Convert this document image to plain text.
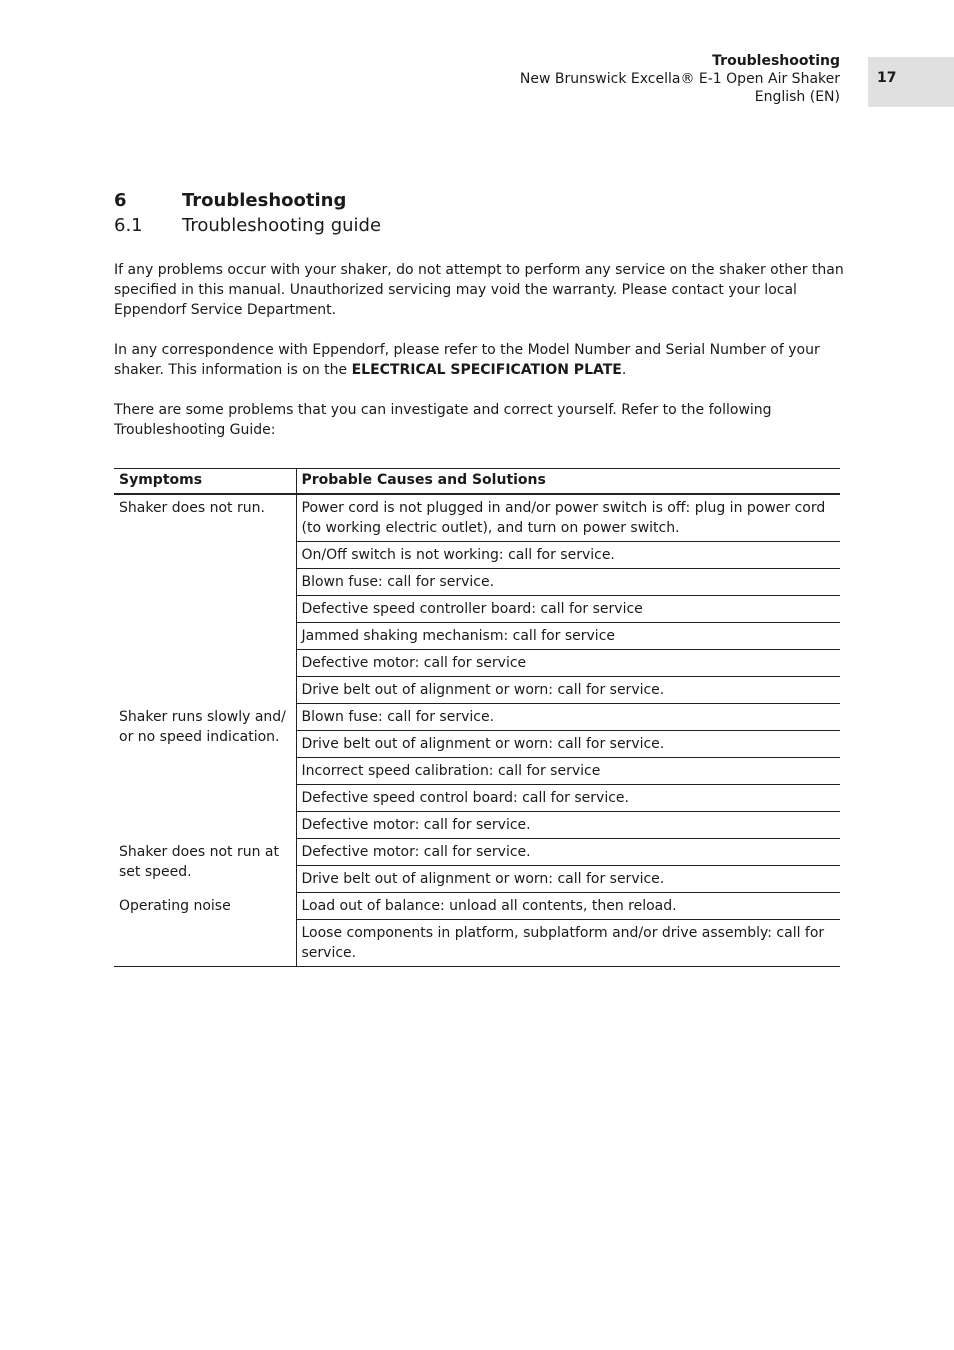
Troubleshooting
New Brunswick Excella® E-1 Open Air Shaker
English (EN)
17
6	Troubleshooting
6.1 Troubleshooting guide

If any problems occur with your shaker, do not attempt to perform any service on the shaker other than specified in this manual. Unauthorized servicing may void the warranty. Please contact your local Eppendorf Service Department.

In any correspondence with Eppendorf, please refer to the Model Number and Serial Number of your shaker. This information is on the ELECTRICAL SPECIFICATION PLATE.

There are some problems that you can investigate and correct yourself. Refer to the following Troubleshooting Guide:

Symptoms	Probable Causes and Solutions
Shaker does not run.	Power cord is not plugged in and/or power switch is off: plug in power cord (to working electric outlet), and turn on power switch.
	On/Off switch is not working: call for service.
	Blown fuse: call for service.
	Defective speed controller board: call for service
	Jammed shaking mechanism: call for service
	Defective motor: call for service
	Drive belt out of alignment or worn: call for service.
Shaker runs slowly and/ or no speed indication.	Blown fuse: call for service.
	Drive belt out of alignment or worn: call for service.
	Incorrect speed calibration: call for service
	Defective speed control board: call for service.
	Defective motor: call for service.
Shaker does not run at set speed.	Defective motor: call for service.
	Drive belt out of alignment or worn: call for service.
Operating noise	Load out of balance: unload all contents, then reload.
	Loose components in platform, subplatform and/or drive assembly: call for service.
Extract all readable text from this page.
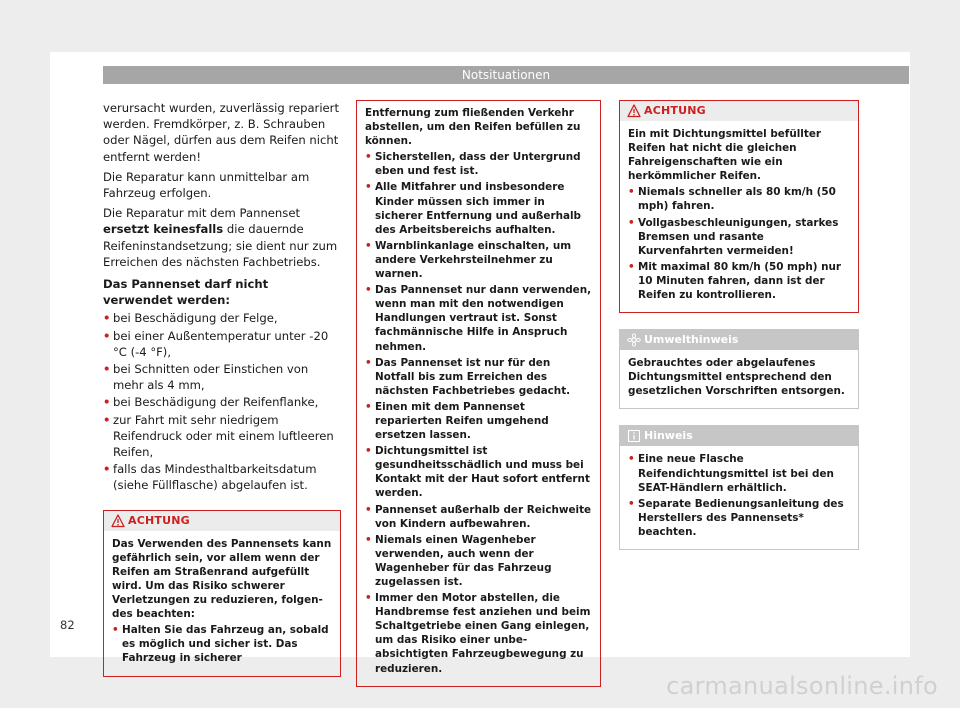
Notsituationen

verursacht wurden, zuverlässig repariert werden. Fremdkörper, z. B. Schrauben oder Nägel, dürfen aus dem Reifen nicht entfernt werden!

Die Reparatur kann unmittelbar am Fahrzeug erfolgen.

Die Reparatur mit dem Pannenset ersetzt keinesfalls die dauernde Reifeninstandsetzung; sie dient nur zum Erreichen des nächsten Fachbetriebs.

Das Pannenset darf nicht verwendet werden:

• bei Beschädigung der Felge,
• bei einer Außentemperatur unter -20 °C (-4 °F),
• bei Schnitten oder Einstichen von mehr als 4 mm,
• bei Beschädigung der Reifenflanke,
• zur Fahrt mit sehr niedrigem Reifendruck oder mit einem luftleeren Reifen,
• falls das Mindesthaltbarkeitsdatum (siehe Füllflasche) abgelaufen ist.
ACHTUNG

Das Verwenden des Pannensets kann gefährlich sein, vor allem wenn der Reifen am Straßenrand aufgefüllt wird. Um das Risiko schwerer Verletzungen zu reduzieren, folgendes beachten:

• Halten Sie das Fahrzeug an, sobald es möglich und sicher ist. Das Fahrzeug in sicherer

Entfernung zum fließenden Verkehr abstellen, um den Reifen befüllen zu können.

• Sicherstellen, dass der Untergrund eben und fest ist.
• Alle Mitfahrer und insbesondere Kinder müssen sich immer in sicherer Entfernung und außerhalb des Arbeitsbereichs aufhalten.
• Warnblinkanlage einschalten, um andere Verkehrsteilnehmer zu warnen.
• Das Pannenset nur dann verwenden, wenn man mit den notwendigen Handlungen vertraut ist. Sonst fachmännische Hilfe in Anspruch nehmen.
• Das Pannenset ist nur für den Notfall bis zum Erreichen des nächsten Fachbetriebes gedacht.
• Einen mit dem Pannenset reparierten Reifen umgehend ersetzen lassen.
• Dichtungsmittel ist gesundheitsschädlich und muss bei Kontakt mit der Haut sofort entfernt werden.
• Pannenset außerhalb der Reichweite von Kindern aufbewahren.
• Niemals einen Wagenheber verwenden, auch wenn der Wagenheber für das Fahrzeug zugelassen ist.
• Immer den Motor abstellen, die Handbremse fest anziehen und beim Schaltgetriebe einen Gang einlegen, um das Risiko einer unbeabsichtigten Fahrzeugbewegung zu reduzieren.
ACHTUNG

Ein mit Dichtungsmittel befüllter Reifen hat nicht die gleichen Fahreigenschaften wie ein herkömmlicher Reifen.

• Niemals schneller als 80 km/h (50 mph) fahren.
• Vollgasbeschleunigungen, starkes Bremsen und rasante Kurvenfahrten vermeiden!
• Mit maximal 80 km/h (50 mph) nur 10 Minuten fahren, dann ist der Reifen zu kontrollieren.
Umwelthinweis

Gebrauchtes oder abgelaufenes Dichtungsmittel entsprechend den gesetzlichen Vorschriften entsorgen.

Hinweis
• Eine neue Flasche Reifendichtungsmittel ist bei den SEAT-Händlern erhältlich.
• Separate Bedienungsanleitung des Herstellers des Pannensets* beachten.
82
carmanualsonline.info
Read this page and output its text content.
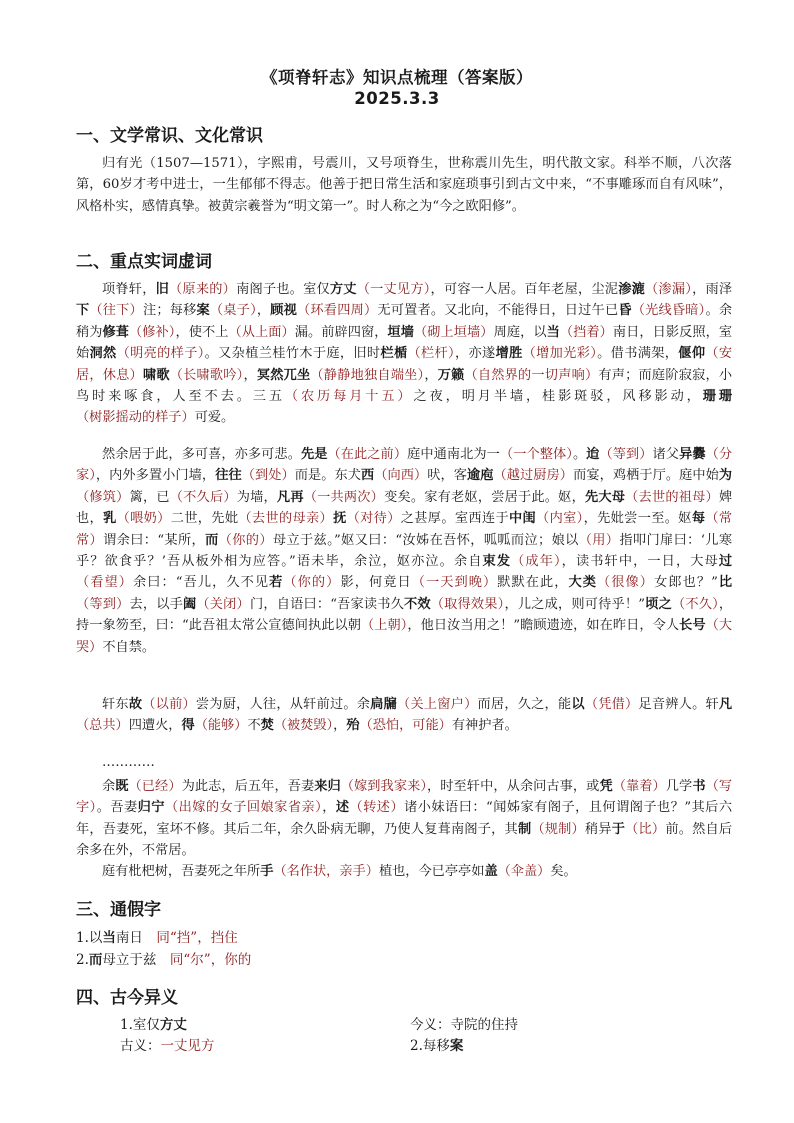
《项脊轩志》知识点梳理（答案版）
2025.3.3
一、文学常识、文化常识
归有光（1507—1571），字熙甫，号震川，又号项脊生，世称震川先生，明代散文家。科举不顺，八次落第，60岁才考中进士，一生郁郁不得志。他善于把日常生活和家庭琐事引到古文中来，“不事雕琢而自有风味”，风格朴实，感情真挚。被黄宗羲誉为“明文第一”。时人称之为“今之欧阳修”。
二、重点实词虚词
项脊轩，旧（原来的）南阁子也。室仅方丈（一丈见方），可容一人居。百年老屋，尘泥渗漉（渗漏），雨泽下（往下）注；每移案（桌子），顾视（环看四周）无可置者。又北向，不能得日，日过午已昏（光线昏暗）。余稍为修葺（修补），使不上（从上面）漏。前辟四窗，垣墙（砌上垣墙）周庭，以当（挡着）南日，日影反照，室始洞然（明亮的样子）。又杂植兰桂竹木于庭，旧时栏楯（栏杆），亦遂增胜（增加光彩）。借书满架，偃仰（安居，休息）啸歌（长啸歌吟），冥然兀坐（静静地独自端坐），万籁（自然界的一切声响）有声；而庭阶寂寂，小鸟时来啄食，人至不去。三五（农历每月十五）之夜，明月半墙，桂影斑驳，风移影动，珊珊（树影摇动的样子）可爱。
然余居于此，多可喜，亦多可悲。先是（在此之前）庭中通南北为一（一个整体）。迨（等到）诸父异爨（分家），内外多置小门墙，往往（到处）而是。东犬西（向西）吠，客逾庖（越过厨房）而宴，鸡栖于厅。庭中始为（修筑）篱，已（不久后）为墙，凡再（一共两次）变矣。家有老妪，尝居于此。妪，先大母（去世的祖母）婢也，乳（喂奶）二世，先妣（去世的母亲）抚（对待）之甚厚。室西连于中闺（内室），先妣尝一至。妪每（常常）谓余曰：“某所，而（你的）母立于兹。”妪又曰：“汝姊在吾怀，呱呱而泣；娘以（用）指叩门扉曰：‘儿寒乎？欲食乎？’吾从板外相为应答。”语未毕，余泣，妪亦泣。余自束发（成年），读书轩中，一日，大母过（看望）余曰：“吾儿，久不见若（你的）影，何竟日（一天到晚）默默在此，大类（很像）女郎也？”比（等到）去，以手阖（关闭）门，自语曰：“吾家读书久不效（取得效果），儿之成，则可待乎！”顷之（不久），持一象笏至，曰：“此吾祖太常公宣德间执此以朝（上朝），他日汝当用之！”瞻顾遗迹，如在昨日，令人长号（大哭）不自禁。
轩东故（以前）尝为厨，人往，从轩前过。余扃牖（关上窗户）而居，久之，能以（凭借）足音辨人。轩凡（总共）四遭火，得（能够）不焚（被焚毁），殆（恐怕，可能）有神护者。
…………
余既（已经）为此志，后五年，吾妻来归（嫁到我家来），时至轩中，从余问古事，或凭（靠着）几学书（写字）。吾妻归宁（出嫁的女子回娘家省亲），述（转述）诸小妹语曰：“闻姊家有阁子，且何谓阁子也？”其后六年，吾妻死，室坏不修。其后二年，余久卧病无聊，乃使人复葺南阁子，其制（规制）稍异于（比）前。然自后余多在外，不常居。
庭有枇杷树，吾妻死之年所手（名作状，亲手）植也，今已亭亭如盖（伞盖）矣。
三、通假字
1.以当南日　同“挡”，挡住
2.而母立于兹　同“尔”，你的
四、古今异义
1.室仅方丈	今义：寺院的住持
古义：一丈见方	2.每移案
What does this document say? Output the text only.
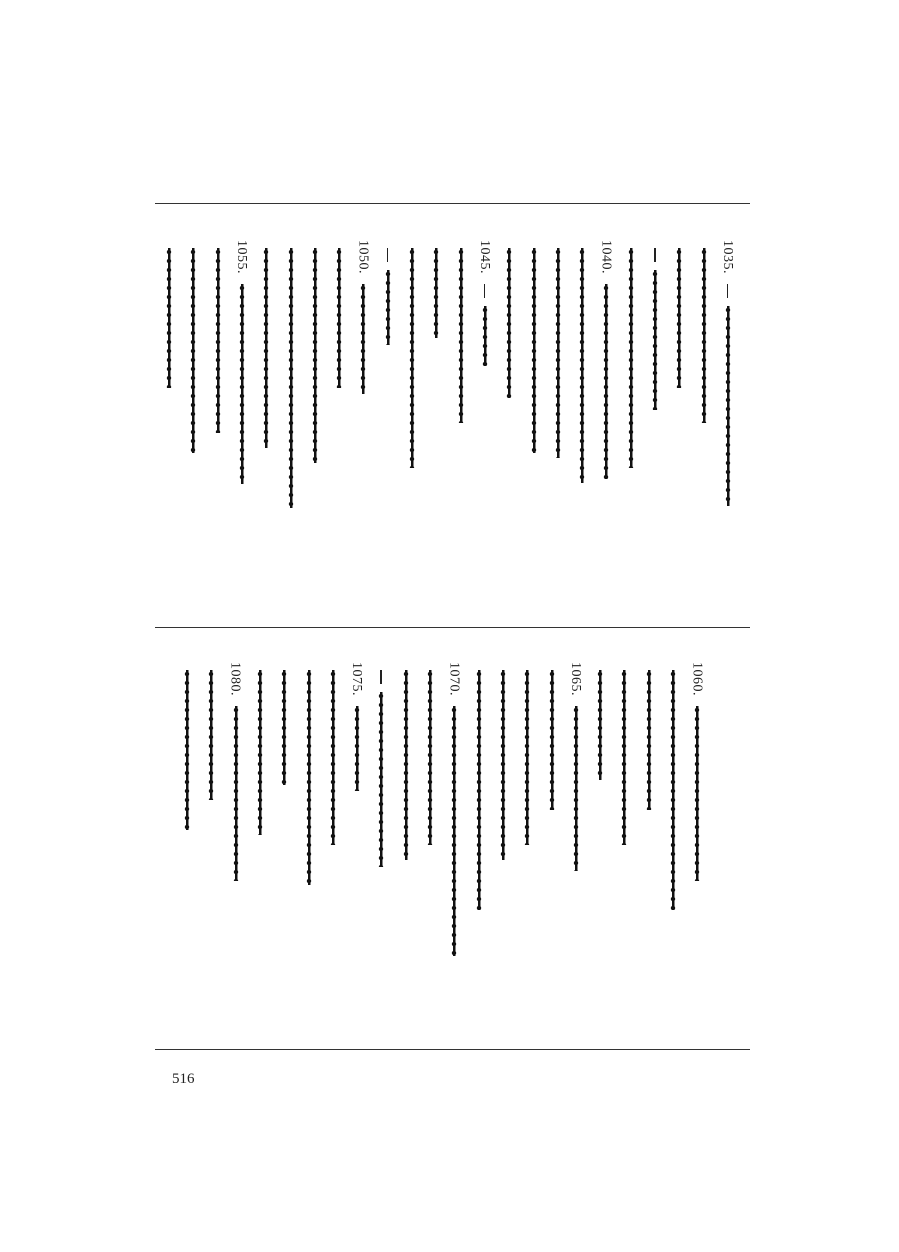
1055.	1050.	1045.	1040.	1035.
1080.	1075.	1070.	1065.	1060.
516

* **Exercise task**
Do not include pictures. Copy only the lines running from the line with "What does this" through the last line of the records, exactly as they appear.

* **Worked answer**
What does this document say? Output the text only.
1055.	1050.	1045.	1040.	1035.
1080.	1075.	1070.	1065.	1060.
516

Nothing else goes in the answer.